Gather, from the listing beneath this task, every line holding the string "xlabel".
* * * *
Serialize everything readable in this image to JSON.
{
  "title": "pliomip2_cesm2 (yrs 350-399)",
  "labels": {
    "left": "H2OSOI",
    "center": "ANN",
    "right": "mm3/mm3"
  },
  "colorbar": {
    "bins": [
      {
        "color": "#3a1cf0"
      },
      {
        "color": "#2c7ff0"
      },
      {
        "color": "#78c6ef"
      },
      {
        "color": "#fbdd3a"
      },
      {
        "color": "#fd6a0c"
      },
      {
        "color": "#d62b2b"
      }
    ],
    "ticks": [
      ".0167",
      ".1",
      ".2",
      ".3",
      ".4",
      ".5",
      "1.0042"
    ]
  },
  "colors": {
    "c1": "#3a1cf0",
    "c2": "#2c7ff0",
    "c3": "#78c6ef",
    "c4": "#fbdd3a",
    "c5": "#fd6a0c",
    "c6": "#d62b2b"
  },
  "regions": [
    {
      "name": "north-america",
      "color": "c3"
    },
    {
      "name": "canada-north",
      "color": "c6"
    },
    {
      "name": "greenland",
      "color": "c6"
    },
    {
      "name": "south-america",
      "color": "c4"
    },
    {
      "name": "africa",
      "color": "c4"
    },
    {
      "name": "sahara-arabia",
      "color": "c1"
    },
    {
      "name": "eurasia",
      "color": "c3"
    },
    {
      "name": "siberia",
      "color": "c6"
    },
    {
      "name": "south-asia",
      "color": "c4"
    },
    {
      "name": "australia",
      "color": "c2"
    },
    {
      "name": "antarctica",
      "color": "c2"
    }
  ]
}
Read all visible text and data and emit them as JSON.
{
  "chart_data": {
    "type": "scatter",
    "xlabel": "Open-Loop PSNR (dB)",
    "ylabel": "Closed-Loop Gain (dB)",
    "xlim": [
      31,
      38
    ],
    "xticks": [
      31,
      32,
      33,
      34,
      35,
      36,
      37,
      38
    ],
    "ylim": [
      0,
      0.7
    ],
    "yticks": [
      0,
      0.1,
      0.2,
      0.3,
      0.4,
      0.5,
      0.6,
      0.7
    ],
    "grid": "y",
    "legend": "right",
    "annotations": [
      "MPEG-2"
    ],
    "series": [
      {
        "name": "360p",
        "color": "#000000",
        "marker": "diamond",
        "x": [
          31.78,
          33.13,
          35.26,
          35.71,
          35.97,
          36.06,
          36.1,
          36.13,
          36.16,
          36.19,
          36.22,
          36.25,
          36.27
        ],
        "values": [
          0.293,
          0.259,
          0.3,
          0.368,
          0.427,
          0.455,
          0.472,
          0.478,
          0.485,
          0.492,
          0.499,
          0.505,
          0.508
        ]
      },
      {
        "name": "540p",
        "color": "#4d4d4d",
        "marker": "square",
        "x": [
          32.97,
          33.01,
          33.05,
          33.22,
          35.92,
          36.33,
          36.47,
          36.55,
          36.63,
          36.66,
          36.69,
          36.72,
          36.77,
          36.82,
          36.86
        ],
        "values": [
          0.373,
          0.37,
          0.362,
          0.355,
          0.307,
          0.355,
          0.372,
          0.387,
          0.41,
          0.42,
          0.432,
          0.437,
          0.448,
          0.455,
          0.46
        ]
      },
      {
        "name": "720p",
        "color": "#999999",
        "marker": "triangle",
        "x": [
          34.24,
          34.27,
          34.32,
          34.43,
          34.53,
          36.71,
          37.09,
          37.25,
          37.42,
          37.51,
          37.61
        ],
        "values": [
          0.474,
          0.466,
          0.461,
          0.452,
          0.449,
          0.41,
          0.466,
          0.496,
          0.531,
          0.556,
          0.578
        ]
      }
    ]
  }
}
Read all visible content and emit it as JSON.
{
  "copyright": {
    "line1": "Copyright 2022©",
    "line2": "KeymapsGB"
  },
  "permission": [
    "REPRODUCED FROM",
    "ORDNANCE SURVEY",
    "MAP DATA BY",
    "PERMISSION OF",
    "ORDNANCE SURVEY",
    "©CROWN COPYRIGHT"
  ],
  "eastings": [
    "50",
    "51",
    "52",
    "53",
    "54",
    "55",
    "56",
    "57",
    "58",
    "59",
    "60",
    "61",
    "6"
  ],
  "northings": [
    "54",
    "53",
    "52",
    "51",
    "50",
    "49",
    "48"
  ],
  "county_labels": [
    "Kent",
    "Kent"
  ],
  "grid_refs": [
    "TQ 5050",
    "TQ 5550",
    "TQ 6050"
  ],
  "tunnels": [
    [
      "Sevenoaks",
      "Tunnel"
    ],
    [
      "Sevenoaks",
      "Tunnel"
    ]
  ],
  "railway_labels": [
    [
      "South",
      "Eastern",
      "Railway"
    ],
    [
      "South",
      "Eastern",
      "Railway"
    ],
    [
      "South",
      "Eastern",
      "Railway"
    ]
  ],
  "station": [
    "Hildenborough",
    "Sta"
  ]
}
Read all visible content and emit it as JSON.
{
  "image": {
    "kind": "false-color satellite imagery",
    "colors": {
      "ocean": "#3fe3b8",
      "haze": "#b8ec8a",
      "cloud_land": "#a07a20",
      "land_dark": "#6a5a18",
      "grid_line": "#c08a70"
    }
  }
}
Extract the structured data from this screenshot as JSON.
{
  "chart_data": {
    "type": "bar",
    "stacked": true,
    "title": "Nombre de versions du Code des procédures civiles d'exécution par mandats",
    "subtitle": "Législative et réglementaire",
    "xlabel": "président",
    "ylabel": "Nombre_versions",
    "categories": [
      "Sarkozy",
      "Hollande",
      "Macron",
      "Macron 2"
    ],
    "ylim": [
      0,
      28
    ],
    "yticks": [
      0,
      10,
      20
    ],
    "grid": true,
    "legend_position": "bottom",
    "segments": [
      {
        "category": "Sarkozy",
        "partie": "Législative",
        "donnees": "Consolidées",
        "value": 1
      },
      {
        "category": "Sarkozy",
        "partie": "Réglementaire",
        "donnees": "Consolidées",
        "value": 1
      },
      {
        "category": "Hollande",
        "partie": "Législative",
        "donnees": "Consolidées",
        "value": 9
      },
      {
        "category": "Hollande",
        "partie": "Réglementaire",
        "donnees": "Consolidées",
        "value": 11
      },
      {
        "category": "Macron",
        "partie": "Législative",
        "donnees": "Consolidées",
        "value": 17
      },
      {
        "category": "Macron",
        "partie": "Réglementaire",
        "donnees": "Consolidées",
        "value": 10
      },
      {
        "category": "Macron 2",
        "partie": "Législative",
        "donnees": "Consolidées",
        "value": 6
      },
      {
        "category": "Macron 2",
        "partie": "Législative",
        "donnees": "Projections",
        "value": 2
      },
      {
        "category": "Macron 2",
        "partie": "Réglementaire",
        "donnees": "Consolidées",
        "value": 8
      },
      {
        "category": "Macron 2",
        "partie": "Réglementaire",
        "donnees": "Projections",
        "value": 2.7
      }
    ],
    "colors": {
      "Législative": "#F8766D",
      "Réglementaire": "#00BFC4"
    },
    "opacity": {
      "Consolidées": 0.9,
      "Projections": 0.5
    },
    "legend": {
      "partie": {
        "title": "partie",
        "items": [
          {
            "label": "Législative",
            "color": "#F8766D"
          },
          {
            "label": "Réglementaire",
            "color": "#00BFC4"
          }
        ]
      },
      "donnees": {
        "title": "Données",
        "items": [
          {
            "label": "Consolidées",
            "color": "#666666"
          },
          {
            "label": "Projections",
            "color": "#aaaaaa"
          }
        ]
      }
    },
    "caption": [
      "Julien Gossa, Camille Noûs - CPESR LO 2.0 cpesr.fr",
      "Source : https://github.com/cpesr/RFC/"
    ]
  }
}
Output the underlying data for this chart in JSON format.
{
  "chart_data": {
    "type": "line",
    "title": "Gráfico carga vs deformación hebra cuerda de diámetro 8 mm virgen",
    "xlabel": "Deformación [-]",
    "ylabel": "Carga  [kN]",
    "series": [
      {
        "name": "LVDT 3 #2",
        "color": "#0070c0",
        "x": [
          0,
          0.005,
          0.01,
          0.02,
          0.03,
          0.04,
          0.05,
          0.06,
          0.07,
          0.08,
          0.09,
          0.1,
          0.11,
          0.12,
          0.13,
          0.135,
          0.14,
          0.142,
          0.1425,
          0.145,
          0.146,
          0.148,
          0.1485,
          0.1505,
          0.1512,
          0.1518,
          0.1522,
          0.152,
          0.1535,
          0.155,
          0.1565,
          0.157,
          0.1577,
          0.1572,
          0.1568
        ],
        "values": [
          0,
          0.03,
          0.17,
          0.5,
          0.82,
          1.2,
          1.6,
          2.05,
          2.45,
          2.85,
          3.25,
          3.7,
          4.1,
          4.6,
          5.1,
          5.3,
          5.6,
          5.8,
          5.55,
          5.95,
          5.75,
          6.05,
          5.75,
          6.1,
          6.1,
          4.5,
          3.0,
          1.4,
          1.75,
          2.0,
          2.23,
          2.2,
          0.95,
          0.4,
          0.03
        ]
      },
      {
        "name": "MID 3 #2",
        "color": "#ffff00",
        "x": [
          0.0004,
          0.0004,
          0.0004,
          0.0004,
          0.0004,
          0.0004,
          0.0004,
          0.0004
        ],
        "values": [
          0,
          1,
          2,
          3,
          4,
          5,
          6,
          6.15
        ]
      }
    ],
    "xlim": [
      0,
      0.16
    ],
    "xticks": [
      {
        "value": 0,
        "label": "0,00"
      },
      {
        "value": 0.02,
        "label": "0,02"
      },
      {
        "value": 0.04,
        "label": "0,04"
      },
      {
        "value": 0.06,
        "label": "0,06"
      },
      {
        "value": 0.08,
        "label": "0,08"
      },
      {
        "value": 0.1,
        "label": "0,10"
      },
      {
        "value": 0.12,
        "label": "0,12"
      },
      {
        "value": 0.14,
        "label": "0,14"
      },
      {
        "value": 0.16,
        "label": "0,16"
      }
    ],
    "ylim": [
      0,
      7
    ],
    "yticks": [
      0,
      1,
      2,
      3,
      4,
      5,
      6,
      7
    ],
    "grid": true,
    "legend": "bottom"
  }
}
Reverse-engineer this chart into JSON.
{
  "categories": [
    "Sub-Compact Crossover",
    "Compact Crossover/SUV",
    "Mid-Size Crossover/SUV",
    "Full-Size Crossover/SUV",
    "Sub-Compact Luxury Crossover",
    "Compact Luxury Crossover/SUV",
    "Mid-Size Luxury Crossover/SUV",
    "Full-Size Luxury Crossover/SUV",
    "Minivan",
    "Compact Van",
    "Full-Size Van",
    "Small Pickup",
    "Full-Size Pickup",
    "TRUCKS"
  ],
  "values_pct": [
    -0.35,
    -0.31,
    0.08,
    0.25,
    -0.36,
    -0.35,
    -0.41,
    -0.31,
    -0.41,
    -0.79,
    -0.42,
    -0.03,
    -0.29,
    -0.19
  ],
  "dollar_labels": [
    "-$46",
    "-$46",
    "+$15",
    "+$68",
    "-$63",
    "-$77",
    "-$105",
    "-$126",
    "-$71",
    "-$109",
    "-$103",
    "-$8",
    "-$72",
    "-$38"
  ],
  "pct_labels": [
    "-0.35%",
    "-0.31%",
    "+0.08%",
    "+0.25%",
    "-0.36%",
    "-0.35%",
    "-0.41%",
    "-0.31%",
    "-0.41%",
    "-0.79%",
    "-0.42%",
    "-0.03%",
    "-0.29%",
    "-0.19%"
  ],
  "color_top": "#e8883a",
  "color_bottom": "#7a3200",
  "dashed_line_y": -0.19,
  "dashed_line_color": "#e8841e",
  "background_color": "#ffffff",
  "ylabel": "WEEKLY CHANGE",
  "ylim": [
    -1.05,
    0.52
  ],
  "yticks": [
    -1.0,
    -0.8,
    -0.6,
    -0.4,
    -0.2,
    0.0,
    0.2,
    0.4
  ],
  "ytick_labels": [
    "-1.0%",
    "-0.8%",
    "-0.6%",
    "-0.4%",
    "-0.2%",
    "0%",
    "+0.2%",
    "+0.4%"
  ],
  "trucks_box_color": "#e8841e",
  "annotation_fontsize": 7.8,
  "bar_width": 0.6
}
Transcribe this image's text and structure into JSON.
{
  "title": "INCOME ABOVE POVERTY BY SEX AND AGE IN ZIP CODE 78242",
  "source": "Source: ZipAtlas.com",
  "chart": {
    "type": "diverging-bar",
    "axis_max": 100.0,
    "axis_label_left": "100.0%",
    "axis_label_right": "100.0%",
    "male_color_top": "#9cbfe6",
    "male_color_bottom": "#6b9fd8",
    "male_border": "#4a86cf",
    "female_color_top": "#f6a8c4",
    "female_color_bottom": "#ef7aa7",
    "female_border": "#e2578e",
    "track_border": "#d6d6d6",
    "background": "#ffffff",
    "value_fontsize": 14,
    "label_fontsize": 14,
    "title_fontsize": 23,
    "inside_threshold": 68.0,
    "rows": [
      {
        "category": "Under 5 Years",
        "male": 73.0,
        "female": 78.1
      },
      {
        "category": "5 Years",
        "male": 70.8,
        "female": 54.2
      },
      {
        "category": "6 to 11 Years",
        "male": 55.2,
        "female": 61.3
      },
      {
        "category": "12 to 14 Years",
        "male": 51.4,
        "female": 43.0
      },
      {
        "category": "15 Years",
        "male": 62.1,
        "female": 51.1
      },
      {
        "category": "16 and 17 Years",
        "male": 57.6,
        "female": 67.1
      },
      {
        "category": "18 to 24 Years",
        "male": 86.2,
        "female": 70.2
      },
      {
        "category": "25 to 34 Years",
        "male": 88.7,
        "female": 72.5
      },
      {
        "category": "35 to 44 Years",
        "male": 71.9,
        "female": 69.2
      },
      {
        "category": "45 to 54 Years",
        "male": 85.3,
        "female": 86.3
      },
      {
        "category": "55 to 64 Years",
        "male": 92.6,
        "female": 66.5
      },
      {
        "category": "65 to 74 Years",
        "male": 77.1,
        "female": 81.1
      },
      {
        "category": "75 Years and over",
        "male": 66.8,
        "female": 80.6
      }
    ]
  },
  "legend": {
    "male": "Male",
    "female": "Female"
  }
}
* * * *
— Response —
    "xlabel": "Open-Loop PSNR (dB)",
    "xlabel": "président",
    "xlabel": "Deformación [-]",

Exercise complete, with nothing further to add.